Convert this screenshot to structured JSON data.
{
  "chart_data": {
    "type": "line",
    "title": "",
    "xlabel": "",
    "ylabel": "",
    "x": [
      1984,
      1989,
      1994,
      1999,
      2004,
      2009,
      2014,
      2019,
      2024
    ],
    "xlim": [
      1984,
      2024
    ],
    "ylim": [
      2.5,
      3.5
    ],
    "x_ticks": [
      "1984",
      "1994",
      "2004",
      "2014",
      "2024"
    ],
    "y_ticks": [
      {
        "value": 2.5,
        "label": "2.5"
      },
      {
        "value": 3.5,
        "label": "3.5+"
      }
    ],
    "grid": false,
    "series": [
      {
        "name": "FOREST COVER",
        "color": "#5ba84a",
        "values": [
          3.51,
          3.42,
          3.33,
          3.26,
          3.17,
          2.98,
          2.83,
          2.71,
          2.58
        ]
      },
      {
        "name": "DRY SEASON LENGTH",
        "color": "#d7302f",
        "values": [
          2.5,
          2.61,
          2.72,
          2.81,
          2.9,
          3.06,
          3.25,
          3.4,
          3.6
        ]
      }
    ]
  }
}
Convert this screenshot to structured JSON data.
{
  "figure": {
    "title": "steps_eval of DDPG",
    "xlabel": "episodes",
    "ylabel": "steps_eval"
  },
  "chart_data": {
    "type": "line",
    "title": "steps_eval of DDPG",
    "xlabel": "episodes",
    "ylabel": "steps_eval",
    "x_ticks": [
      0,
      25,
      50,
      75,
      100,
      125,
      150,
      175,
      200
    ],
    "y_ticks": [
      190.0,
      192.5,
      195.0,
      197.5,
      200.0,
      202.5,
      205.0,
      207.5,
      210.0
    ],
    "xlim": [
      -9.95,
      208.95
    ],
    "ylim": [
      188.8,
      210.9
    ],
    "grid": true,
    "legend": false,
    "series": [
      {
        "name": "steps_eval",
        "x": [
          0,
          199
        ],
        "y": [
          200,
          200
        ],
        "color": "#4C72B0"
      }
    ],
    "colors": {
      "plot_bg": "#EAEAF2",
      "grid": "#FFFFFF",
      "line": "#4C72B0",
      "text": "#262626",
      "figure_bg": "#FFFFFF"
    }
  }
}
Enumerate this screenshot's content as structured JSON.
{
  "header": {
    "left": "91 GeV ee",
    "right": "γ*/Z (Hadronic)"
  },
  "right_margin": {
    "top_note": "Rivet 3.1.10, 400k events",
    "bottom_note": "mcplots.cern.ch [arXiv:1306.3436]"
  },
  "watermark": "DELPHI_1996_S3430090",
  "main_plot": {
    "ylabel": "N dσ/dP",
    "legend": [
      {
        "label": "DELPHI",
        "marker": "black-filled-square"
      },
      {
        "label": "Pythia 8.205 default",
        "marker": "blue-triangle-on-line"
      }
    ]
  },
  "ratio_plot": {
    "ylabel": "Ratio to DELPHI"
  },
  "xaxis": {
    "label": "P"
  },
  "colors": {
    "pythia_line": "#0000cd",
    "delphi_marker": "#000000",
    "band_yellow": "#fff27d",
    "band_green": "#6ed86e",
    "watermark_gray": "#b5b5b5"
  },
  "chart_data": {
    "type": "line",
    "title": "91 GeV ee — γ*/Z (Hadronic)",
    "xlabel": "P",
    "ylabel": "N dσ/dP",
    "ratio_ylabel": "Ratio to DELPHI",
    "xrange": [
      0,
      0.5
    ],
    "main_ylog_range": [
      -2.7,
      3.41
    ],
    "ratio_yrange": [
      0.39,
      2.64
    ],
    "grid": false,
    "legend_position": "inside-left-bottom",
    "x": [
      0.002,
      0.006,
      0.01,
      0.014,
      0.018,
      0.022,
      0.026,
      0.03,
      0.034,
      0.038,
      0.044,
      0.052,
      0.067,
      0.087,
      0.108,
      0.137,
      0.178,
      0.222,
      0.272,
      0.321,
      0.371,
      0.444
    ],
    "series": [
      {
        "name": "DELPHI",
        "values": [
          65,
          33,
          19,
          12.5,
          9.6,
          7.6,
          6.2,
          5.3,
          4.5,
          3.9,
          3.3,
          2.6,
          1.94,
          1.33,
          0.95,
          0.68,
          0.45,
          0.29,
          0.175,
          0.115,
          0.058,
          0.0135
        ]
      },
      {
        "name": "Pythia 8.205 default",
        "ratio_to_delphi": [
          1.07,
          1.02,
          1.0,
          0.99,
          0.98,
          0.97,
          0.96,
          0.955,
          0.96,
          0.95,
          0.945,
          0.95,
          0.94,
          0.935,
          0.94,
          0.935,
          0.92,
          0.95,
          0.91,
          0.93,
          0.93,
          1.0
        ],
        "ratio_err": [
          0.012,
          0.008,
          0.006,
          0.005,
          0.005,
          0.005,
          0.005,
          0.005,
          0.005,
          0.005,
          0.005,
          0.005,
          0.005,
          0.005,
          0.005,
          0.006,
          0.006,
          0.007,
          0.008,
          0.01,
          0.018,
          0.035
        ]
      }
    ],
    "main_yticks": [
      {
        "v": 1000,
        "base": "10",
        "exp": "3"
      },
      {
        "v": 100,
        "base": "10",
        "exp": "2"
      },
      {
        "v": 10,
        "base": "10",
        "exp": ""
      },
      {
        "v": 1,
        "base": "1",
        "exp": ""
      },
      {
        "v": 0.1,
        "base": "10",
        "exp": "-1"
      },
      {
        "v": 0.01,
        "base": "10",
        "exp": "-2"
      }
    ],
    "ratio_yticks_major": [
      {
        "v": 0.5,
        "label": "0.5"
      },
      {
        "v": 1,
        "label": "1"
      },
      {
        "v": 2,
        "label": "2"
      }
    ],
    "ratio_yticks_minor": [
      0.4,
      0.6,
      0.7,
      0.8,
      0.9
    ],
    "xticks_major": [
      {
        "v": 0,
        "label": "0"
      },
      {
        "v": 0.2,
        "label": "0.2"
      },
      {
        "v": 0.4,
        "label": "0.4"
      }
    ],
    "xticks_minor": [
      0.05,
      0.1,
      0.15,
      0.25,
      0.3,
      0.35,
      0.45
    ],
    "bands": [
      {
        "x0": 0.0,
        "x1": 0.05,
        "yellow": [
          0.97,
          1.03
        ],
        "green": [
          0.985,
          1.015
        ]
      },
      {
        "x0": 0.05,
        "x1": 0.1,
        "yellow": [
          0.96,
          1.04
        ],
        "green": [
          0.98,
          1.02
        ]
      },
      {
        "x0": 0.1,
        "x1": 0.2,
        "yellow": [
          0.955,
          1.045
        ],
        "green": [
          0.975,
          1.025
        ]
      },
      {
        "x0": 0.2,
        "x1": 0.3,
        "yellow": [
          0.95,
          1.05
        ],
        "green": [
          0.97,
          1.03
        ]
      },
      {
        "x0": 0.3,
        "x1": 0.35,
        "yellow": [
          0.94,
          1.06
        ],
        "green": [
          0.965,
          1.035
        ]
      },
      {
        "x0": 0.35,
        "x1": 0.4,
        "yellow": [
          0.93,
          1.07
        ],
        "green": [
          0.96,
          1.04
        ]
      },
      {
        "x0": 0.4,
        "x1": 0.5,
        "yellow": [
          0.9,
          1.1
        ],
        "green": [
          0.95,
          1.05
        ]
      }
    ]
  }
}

++++++

TASK INSTRUCTIONS: Quote each line of the data above exactly as written.

CORRECT RESULT:
Convert this screenshot to structured JSON data.
{
  "chart_data": {
    "type": "line",
    "title": "",
    "xlabel": "",
    "ylabel": "",
    "x": [
      1984,
      1989,
      1994,
      1999,
      2004,
      2009,
      2014,
      2019,
      2024
    ],
    "xlim": [
      1984,
      2024
    ],
    "ylim": [
      2.5,
      3.5
    ],
    "x_ticks": [
      "1984",
      "1994",
      "2004",
      "2014",
      "2024"
    ],
    "y_ticks": [
      {
        "value": 2.5,
        "label": "2.5"
      },
      {
        "value": 3.5,
        "label": "3.5+"
      }
    ],
    "grid": false,
    "series": [
      {
        "name": "FOREST COVER",
        "color": "#5ba84a",
        "values": [
          3.51,
          3.42,
          3.33,
          3.26,
          3.17,
          2.98,
          2.83,
          2.71,
          2.58
        ]
      },
      {
        "name": "DRY SEASON LENGTH",
        "color": "#d7302f",
        "values": [
          2.5,
          2.61,
          2.72,
          2.81,
          2.9,
          3.06,
          3.25,
          3.4,
          3.6
        ]
      }
    ]
  }
}
Convert this screenshot to structured JSON data.
{
  "figure": {
    "title": "steps_eval of DDPG",
    "xlabel": "episodes",
    "ylabel": "steps_eval"
  },
  "chart_data": {
    "type": "line",
    "title": "steps_eval of DDPG",
    "xlabel": "episodes",
    "ylabel": "steps_eval",
    "x_ticks": [
      0,
      25,
      50,
      75,
      100,
      125,
      150,
      175,
      200
    ],
    "y_ticks": [
      190.0,
      192.5,
      195.0,
      197.5,
      200.0,
      202.5,
      205.0,
      207.5,
      210.0
    ],
    "xlim": [
      -9.95,
      208.95
    ],
    "ylim": [
      188.8,
      210.9
    ],
    "grid": true,
    "legend": false,
    "series": [
      {
        "name": "steps_eval",
        "x": [
          0,
          199
        ],
        "y": [
          200,
          200
        ],
        "color": "#4C72B0"
      }
    ],
    "colors": {
      "plot_bg": "#EAEAF2",
      "grid": "#FFFFFF",
      "line": "#4C72B0",
      "text": "#262626",
      "figure_bg": "#FFFFFF"
    }
  }
}
Enumerate this screenshot's content as structured JSON.
{
  "header": {
    "left": "91 GeV ee",
    "right": "γ*/Z (Hadronic)"
  },
  "right_margin": {
    "top_note": "Rivet 3.1.10, 400k events",
    "bottom_note": "mcplots.cern.ch [arXiv:1306.3436]"
  },
  "watermark": "DELPHI_1996_S3430090",
  "main_plot": {
    "ylabel": "N dσ/dP",
    "legend": [
      {
        "label": "DELPHI",
        "marker": "black-filled-square"
      },
      {
        "label": "Pythia 8.205 default",
        "marker": "blue-triangle-on-line"
      }
    ]
  },
  "ratio_plot": {
    "ylabel": "Ratio to DELPHI"
  },
  "xaxis": {
    "label": "P"
  },
  "colors": {
    "pythia_line": "#0000cd",
    "delphi_marker": "#000000",
    "band_yellow": "#fff27d",
    "band_green": "#6ed86e",
    "watermark_gray": "#b5b5b5"
  },
  "chart_data": {
    "type": "line",
    "title": "91 GeV ee — γ*/Z (Hadronic)",
    "xlabel": "P",
    "ylabel": "N dσ/dP",
    "ratio_ylabel": "Ratio to DELPHI",
    "xrange": [
      0,
      0.5
    ],
    "main_ylog_range": [
      -2.7,
      3.41
    ],
    "ratio_yrange": [
      0.39,
      2.64
    ],
    "grid": false,
    "legend_position": "inside-left-bottom",
    "x": [
      0.002,
      0.006,
      0.01,
      0.014,
      0.018,
      0.022,
      0.026,
      0.03,
      0.034,
      0.038,
      0.044,
      0.052,
      0.067,
      0.087,
      0.108,
      0.137,
      0.178,
      0.222,
      0.272,
      0.321,
      0.371,
      0.444
    ],
    "series": [
      {
        "name": "DELPHI",
        "values": [
          65,
          33,
          19,
          12.5,
          9.6,
          7.6,
          6.2,
          5.3,
          4.5,
          3.9,
          3.3,
          2.6,
          1.94,
          1.33,
          0.95,
          0.68,
          0.45,
          0.29,
          0.175,
          0.115,
          0.058,
          0.0135
        ]
      },
      {
        "name": "Pythia 8.205 default",
        "ratio_to_delphi": [
          1.07,
          1.02,
          1.0,
          0.99,
          0.98,
          0.97,
          0.96,
          0.955,
          0.96,
          0.95,
          0.945,
          0.95,
          0.94,
          0.935,
          0.94,
          0.935,
          0.92,
          0.95,
          0.91,
          0.93,
          0.93,
          1.0
        ],
        "ratio_err": [
          0.012,
          0.008,
          0.006,
          0.005,
          0.005,
          0.005,
          0.005,
          0.005,
          0.005,
          0.005,
          0.005,
          0.005,
          0.005,
          0.005,
          0.005,
          0.006,
          0.006,
          0.007,
          0.008,
          0.01,
          0.018,
          0.035
        ]
      }
    ],
    "main_yticks": [
      {
        "v": 1000,
        "base": "10",
        "exp": "3"
      },
      {
        "v": 100,
        "base": "10",
        "exp": "2"
      },
      {
        "v": 10,
        "base": "10",
        "exp": ""
      },
      {
        "v": 1,
        "base": "1",
        "exp": ""
      },
      {
        "v": 0.1,
        "base": "10",
        "exp": "-1"
      },
      {
        "v": 0.01,
        "base": "10",
        "exp": "-2"
      }
    ],
    "ratio_yticks_major": [
      {
        "v": 0.5,
        "label": "0.5"
      },
      {
        "v": 1,
        "label": "1"
      },
      {
        "v": 2,
        "label": "2"
      }
    ],
    "ratio_yticks_minor": [
      0.4,
      0.6,
      0.7,
      0.8,
      0.9
    ],
    "xticks_major": [
      {
        "v": 0,
        "label": "0"
      },
      {
        "v": 0.2,
        "label": "0.2"
      },
      {
        "v": 0.4,
        "label": "0.4"
      }
    ],
    "xticks_minor": [
      0.05,
      0.1,
      0.15,
      0.25,
      0.3,
      0.35,
      0.45
    ],
    "bands": [
      {
        "x0": 0.0,
        "x1": 0.05,
        "yellow": [
          0.97,
          1.03
        ],
        "green": [
          0.985,
          1.015
        ]
      },
      {
        "x0": 0.05,
        "x1": 0.1,
        "yellow": [
          0.96,
          1.04
        ],
        "green": [
          0.98,
          1.02
        ]
      },
      {
        "x0": 0.1,
        "x1": 0.2,
        "yellow": [
          0.955,
          1.045
        ],
        "green": [
          0.975,
          1.025
        ]
      },
      {
        "x0": 0.2,
        "x1": 0.3,
        "yellow": [
          0.95,
          1.05
        ],
        "green": [
          0.97,
          1.03
        ]
      },
      {
        "x0": 0.3,
        "x1": 0.35,
        "yellow": [
          0.94,
          1.06
        ],
        "green": [
          0.965,
          1.035
        ]
      },
      {
        "x0": 0.35,
        "x1": 0.4,
        "yellow": [
          0.93,
          1.07
        ],
        "green": [
          0.96,
          1.04
        ]
      },
      {
        "x0": 0.4,
        "x1": 0.5,
        "yellow": [
          0.9,
          1.1
        ],
        "green": [
          0.95,
          1.05
        ]
      }
    ]
  }
}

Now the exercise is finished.